Saved entries
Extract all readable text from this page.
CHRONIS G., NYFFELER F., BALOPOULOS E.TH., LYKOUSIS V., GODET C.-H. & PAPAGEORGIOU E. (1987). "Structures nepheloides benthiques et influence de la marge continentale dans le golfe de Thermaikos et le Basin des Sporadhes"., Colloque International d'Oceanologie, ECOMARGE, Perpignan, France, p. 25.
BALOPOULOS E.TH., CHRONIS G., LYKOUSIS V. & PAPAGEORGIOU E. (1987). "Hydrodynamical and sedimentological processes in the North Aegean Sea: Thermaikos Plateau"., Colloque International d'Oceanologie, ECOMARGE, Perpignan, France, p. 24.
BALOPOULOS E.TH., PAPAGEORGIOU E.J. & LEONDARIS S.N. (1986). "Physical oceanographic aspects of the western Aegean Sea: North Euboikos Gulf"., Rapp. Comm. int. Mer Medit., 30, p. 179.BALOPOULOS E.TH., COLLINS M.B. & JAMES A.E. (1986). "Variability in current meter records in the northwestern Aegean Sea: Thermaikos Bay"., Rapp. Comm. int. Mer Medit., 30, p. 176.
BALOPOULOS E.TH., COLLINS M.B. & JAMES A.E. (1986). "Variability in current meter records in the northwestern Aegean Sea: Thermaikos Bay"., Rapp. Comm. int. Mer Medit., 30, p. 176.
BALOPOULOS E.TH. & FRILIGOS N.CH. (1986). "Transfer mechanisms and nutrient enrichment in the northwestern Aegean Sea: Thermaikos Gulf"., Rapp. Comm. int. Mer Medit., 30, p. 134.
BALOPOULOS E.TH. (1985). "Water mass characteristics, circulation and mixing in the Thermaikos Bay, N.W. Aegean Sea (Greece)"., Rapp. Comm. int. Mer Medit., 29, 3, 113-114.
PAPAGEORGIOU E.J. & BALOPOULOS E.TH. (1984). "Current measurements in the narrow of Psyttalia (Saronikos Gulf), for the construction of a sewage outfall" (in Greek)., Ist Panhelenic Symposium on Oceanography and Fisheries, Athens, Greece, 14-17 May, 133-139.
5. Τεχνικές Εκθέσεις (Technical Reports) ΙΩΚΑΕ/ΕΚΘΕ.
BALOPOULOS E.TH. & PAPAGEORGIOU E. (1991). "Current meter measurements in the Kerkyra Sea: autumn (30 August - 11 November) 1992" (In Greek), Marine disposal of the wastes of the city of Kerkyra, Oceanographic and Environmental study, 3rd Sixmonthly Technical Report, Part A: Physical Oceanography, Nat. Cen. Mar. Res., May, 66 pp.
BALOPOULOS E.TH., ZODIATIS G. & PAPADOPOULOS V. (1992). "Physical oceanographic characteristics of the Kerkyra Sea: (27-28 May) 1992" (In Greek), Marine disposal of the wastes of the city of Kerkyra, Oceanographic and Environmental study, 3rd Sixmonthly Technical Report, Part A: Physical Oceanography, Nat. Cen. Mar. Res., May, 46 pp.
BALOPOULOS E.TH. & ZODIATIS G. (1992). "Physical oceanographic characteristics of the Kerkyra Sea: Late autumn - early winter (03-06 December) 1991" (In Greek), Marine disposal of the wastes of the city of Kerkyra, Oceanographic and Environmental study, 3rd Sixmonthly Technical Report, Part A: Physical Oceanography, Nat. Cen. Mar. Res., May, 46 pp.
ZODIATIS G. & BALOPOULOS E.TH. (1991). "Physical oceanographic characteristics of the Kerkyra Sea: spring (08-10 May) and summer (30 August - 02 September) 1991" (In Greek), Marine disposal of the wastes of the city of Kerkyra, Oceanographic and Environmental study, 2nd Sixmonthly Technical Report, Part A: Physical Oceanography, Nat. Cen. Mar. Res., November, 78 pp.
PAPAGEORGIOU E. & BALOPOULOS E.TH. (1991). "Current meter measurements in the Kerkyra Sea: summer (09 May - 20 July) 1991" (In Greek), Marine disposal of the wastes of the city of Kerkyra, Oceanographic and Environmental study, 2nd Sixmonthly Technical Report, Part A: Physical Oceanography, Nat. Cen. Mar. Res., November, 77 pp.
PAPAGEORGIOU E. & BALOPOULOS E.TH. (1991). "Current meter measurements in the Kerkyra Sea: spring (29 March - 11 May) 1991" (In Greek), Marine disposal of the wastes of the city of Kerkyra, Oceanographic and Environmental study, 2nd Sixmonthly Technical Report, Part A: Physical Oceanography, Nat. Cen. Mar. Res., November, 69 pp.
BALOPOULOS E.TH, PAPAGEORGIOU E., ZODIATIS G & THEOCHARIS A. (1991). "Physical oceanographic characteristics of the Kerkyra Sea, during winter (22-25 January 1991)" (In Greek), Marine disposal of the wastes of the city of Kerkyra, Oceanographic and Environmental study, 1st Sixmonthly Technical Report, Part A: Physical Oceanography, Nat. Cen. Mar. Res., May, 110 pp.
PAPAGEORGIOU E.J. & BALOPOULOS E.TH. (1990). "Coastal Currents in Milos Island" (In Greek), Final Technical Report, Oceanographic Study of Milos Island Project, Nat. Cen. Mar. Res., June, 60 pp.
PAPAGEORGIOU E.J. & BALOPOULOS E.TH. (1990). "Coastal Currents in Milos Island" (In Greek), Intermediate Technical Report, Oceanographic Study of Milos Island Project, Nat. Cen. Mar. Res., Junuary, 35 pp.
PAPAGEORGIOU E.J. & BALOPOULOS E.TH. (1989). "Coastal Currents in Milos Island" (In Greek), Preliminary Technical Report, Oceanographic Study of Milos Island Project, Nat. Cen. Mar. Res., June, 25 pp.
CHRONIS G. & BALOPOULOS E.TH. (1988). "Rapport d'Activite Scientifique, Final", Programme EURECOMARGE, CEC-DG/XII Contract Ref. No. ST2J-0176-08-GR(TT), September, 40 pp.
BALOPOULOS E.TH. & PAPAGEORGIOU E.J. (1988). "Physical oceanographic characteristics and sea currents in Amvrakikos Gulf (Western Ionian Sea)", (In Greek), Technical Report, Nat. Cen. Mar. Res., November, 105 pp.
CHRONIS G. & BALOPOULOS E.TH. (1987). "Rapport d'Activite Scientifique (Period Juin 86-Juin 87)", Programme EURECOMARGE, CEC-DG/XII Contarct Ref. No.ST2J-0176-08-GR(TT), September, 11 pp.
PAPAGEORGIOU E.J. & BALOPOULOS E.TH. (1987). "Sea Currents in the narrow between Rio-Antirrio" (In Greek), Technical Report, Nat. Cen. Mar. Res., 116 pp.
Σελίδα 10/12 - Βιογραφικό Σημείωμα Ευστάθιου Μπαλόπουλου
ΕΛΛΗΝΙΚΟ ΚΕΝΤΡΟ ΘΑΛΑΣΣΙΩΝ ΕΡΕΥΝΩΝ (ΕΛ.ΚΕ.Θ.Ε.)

- **Exercise objective**:
Look through the entries above. Extract each line with the word "International".

- **Final result**:
CHRONIS G., NYFFELER F., BALOPOULOS E.TH., LYKOUSIS V., GODET C.-H. & PAPAGEORGIOU E. (1987). "Structures nepheloides benthiques et influence de la marge continentale dans le golfe de Thermaikos et le Basin des Sporadhes"., Colloque International d'Oceanologie, ECOMARGE, Perpignan, France, p. 25.
BALOPOULOS E.TH., CHRONIS G., LYKOUSIS V. & PAPAGEORGIOU E. (1987). "Hydrodynamical and sedimentological processes in the North Aegean Sea: Thermaikos Plateau"., Colloque International d'Oceanologie, ECOMARGE, Perpignan, France, p. 24.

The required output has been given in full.